• **Records shown**:
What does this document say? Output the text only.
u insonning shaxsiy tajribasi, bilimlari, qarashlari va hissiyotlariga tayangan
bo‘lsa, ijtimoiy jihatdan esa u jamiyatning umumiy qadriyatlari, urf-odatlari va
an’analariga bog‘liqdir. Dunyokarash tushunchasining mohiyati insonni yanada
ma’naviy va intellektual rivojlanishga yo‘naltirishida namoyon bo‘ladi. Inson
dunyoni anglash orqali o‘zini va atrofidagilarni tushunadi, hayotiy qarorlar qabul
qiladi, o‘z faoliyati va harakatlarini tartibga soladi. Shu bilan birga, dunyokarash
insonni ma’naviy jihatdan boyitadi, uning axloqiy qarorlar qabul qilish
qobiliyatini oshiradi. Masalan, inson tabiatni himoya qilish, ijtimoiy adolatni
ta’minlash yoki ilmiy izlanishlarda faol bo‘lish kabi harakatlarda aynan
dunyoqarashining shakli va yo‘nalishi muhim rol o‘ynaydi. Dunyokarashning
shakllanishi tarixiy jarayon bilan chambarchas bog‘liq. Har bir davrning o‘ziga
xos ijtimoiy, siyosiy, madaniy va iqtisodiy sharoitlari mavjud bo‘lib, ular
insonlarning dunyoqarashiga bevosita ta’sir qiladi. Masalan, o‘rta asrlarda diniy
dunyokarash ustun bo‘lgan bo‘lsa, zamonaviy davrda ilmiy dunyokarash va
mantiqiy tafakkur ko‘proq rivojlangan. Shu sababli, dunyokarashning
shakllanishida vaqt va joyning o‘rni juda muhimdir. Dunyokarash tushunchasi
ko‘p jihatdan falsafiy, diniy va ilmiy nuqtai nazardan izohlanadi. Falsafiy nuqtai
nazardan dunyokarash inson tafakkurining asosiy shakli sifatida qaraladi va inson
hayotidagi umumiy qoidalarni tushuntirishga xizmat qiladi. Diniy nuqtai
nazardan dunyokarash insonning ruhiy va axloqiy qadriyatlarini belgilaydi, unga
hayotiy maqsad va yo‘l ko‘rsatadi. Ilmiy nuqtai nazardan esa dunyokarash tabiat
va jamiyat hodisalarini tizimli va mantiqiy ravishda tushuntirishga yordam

• **Direction**:
Extract every line above that contains the word "mantiqiy".

• **Response**:
mantiqiy tafakkur ko‘proq rivojlangan. Shu sababli, dunyokarashning
va jamiyat hodisalarini tizimli va mantiqiy ravishda tushuntirishga yordam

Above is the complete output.